▶ PROBLEM STATEMENT: Filter the entries that follow, copying every line in which the word "their" appears.

▶ SOURCE MATERIAL:

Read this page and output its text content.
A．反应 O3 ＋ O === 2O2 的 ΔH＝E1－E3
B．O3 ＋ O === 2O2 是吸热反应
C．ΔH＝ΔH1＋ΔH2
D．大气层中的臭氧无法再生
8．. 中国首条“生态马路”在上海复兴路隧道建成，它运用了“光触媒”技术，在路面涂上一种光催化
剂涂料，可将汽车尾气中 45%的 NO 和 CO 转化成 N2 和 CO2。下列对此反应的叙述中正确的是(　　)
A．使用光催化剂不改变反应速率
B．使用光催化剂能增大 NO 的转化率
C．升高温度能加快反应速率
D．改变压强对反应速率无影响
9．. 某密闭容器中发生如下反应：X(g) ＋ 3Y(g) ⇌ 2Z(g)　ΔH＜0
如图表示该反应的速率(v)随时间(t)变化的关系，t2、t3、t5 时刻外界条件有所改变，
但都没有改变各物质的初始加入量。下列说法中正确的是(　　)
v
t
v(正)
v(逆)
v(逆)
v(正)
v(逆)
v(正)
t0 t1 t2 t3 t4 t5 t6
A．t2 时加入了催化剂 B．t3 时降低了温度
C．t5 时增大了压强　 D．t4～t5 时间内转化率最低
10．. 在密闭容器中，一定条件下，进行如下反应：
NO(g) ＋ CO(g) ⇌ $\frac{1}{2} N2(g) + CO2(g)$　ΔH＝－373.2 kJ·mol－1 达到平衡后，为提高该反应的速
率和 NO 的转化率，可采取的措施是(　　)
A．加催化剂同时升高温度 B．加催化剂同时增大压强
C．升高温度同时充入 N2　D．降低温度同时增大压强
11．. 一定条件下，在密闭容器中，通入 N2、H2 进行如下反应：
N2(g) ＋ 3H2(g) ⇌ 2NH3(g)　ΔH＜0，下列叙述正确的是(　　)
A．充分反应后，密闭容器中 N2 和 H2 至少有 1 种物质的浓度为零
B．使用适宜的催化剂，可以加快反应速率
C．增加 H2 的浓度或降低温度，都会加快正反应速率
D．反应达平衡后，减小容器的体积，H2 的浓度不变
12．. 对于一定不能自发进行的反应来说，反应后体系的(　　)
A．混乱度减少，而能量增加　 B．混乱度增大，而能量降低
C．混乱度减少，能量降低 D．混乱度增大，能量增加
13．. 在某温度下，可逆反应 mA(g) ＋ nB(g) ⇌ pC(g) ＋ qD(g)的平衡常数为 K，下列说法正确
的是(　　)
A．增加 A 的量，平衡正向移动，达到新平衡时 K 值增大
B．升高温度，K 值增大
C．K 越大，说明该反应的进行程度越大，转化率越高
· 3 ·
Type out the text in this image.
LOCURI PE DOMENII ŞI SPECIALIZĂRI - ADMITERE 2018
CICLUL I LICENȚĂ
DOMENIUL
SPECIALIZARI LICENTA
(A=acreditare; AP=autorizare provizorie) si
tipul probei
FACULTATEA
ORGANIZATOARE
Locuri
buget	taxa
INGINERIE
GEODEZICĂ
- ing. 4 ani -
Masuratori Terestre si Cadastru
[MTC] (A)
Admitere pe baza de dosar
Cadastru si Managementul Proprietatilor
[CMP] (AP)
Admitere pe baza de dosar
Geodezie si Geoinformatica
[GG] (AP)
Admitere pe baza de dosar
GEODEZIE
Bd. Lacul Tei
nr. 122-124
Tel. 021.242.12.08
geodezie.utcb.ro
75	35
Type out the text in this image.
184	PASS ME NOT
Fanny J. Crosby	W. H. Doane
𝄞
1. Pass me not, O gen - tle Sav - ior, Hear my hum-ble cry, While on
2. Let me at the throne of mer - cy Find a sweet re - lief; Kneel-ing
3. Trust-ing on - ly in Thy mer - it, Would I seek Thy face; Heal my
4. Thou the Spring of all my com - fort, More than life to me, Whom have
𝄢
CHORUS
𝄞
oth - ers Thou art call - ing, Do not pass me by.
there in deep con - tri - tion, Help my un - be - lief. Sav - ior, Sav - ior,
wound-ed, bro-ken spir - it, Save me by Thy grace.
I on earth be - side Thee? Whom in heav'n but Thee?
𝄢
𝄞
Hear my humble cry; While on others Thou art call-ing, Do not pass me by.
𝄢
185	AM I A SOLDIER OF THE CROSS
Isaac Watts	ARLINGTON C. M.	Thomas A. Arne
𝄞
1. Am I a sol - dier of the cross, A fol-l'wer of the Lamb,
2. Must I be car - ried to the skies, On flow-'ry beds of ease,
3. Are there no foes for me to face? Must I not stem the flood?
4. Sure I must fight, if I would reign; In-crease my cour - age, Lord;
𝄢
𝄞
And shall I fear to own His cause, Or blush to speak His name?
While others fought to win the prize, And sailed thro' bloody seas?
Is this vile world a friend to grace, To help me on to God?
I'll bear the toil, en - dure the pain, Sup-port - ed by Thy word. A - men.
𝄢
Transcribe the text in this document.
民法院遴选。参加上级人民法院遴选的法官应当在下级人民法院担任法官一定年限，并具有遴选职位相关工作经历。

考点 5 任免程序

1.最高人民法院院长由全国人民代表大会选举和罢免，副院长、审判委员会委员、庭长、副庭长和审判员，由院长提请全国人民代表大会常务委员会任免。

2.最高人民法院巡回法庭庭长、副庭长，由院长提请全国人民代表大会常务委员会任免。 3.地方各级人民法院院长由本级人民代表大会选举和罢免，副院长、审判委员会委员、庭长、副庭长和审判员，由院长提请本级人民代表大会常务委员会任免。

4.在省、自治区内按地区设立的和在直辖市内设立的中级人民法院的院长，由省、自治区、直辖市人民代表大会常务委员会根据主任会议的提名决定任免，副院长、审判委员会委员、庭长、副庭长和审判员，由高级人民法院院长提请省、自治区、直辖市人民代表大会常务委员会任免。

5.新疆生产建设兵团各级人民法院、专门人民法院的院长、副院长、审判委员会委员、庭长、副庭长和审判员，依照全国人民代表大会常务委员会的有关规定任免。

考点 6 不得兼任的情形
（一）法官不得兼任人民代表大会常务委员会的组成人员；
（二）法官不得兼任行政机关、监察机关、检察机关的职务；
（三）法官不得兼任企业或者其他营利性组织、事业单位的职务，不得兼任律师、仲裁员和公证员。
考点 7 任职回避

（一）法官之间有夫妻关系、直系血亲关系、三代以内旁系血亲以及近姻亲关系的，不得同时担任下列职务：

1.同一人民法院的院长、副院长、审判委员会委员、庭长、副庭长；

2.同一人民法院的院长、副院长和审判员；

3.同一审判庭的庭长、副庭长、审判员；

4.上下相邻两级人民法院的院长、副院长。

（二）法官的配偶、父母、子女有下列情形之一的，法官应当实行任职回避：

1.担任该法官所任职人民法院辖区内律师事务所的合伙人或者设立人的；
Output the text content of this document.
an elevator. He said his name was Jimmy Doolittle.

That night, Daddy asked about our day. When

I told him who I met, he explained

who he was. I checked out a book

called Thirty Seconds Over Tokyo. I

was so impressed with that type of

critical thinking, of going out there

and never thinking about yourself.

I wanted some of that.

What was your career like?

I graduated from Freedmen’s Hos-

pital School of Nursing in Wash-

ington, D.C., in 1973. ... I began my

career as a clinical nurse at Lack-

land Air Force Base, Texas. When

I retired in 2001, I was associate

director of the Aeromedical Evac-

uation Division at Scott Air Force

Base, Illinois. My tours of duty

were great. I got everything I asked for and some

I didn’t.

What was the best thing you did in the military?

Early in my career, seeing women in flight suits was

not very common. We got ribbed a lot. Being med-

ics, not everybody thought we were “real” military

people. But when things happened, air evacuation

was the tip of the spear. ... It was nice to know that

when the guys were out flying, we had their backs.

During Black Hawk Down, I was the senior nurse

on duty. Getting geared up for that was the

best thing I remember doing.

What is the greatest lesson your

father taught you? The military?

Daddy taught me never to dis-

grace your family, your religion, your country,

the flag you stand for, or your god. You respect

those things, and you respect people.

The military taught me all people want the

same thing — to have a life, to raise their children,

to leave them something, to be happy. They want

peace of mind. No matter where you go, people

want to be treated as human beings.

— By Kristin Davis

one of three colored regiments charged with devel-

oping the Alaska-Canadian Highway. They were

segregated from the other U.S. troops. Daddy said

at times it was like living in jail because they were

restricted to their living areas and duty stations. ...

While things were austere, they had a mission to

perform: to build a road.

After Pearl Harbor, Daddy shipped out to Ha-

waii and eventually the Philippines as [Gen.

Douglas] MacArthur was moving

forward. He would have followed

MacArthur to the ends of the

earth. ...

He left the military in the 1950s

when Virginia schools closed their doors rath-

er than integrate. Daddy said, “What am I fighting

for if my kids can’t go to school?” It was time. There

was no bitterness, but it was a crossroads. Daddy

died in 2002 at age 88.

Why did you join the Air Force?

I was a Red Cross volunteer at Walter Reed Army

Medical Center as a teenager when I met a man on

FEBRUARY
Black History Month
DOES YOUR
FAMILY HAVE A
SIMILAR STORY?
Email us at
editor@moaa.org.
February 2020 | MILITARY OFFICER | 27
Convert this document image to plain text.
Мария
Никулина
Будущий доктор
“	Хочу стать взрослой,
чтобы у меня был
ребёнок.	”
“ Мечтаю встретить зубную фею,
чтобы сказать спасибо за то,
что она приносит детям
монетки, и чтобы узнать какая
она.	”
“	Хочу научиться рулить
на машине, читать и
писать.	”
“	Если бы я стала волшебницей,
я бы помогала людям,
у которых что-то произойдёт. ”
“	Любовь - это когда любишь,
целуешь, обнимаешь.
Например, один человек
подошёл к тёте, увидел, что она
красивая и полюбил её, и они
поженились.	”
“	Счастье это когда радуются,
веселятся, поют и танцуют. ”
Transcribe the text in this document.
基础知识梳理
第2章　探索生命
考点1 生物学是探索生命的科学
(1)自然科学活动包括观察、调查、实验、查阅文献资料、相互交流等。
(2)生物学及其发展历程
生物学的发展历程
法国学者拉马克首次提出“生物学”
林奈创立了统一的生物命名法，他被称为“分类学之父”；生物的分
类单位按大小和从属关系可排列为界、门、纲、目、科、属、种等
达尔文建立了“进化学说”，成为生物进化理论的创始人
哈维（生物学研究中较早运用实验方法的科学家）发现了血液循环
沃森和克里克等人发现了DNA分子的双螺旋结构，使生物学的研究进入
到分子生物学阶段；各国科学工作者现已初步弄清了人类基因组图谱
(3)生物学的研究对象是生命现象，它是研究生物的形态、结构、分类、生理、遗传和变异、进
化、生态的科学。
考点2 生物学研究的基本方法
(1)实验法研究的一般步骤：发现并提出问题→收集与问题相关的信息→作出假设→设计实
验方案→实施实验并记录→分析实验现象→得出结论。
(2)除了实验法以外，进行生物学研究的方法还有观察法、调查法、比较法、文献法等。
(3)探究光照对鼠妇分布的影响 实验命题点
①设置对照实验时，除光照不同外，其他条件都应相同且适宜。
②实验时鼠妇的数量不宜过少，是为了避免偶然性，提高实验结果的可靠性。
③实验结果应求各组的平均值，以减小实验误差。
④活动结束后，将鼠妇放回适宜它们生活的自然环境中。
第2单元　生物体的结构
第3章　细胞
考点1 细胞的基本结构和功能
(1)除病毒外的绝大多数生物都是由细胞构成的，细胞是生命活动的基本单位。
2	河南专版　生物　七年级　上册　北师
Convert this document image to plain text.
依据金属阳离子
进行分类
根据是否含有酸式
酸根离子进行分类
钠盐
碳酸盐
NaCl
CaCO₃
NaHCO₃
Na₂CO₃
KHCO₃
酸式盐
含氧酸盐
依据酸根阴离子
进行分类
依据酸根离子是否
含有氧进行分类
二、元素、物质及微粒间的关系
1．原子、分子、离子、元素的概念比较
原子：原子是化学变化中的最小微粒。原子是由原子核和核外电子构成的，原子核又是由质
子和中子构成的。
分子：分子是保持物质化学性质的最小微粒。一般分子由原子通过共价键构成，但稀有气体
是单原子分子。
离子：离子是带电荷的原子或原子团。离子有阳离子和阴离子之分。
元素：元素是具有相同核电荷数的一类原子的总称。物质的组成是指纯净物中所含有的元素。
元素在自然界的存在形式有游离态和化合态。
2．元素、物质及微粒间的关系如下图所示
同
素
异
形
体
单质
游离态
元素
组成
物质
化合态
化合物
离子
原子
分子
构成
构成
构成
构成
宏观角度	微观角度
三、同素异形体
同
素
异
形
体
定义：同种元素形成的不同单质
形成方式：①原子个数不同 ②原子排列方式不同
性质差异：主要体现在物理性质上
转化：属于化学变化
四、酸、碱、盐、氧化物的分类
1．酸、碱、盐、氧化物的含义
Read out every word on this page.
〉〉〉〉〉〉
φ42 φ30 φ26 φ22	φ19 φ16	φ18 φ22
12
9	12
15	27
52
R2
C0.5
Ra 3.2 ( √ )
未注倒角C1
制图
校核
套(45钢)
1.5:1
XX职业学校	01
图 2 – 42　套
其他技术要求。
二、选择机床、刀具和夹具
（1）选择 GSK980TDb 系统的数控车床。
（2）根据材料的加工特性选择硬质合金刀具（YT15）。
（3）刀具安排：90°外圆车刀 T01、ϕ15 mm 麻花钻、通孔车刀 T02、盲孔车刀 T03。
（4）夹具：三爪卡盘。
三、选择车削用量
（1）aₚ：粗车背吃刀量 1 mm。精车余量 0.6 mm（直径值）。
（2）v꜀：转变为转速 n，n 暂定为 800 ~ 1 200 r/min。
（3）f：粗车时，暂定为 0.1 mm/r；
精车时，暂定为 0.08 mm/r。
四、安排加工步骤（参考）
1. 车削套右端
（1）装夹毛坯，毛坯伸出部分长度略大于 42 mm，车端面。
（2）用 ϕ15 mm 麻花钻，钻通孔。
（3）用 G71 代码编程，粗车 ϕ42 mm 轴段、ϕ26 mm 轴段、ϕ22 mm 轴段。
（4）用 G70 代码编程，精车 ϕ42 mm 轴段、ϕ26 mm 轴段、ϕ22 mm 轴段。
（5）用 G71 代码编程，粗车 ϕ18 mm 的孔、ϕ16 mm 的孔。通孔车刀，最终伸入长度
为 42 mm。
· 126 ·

▶ ANSWER TO THE EXERCISE:
when the guys were out flying, we had their backs.
same thing — to have a life, to raise their children,
restricted to their living areas and duty stations. ...
when Virginia schools closed their doors rath-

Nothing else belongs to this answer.